脓毒症时树突状细胞内质网应激与自噬在TIPE2介导免疫障碍中的作用及其信号机制

Tumor necrosis factor-α-induced protein-8 like-2 (TIPE2) has been identified as a novel negative regulator gene for controlling inflammation, and it is critically involved in the pathogenesis of both inflammatory response and tumor in mice and humans. In our recent study, we found that TIPE2 was closely related to cellular immune dysfunction after acute insults. However, fundamental questions regarding the mechanisms underlying the negative regulation of TIPE2 on dendritic cells (DCs) remain unresolved. The current study was conducted to investigate the potential role of TIPE2 in regulating the response of endoplasmic reticulum stress (ERS) and autophagy/ER-phagy in DCs, and explore the molecular mechanisms concerning the immune dysfunction of DCs regulated by TIPE2 in the setting of septic challenge. Using cell or mice model of TIPE2-knockdown or TIPE2-overexpression, interventions with tunicamycin (TM, to induce pharmaceutical ERS) or salubrinal (Sal, to relieve the ERS response and protect cells from ER-related apoptosis) as well as regulators towards the key molecules in the signaling pathway of ERS and autophagy/ER-phagy, including GRP78/p53, IRE1α/JNK, and FAM134B/Atg40, would be used both in vitro and in vivo experiments to evaluate the possible influence of TIPE2 on immune function of DCs together with underlying signal transduction. Our findings might help to clarify the potential role and significance of ERS and autophagy/ER-phagy reaction in immunomodulation of DCs mediated by TIPE2, thus shed a light to the development of novel therapeutic strategies for improving the host immune response and the clinical outcome of patients with sepsis and subsequent multiple organ dysfunction syndrome.

| 任务说明 |
上文那篇关于TIPE2调控树突状细胞免疫功能的摘要在最后一句结束，请从那里接着往下写。

[从合集中摘录的记录]
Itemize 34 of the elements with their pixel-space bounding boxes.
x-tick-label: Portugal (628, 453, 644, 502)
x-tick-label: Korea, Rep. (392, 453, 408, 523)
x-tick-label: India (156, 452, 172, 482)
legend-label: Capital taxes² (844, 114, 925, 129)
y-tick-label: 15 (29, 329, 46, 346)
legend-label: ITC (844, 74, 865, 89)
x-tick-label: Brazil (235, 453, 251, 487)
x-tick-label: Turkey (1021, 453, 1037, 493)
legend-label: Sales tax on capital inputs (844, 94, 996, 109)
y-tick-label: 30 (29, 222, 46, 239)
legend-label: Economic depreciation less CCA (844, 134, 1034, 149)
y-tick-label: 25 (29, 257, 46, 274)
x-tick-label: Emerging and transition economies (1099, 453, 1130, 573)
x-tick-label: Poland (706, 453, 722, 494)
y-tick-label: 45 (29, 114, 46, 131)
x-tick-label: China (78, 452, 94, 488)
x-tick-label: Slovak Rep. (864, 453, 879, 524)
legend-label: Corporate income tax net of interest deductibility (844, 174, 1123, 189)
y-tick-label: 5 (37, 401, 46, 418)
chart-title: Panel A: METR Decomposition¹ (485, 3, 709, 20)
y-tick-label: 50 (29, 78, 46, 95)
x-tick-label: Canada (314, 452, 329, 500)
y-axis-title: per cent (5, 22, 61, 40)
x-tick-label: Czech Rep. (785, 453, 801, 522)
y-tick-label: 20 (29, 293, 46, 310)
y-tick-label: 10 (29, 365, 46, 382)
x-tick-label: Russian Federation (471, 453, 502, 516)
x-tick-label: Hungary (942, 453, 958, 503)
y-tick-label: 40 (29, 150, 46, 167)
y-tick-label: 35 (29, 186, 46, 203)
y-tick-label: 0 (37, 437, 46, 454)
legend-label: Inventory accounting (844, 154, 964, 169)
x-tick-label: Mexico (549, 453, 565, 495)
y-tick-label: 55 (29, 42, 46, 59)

| 练习结果 |
既往资料多关注肿瘤坏死因子-α诱导蛋白-8样分子2(TIPE2)的肿瘤及炎症调节作用，我们新近研究发现TIPE2与细胞免疫功能紊乱密切相关，它可抑制树突状细胞(DC)成熟分化，但其负向调控机制缺乏了解。本项目拟探讨TIPE2对脓毒症时DC中内质网应激(ERS)、自噬/ER-phagy反应的影响及其与机体免疫功能障碍的内在联系；采用TIPE2基因敲除/过表达小鼠模型，通过衣霉素诱导ERS反应、Salubrinal缓解ERS反应以及对ERS、自噬/ER-phagy信号转导中重要调控分子GRP78/p53、IRE1α/JNK及FAM134B/Atg40表达等进行干预，并结合临床试验深入分析TIPE2介导DC细胞ERS和自噬反应的关键信号通路及其免疫调节效应。该项目从新的角度进一步认识TIPE2介导DC免疫反应的重要作用与信号机制，为探索脓毒症及多器官损害的免疫调理策略开辟新途径。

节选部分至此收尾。